(Prompt): Gather every line that includes the word "ffffff", please.

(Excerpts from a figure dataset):
● ● ● ● ●

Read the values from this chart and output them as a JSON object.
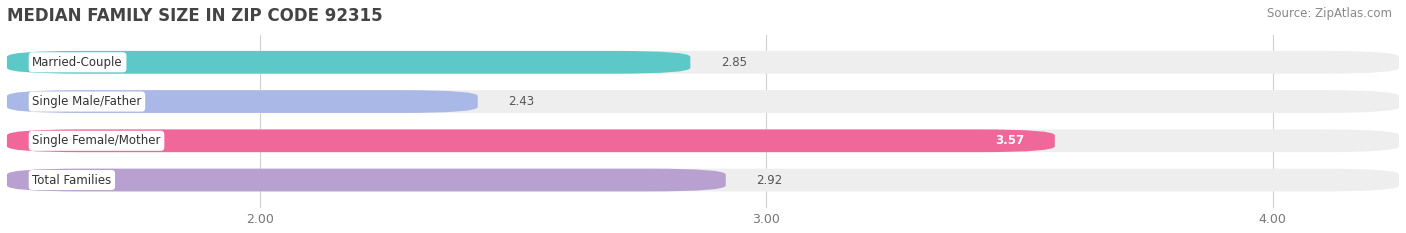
{
  "title": "MEDIAN FAMILY SIZE IN ZIP CODE 92315",
  "source": "Source: ZipAtlas.com",
  "categories": [
    "Married-Couple",
    "Single Male/Father",
    "Single Female/Mother",
    "Total Families"
  ],
  "values": [
    2.85,
    2.43,
    3.57,
    2.92
  ],
  "bar_colors": [
    "#5dc8c8",
    "#aab8e8",
    "#f0689a",
    "#b8a0d0"
  ],
  "bar_bg_color": "#eeeeee",
  "xlim_left": 1.5,
  "xlim_right": 4.25,
  "xticks": [
    2.0,
    3.0,
    4.0
  ],
  "xtick_labels": [
    "2.00",
    "3.00",
    "4.00"
  ],
  "bar_height": 0.58,
  "title_fontsize": 12,
  "source_fontsize": 8.5,
  "label_fontsize": 8.5,
  "value_fontsize": 8.5,
  "tick_fontsize": 9,
  "bg_color": "#ffffff",
  "grid_color": "#d0d0d0",
  "label_box_color": "#ffffff",
  "value_inside_color": "#ffffff",
  "value_outside_color": "#555555"
}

● ● ● ● ●

(Solution for this task):
  "bg_color": "#ffffff",
  "label_box_color": "#ffffff",
  "value_inside_color": "#ffffff",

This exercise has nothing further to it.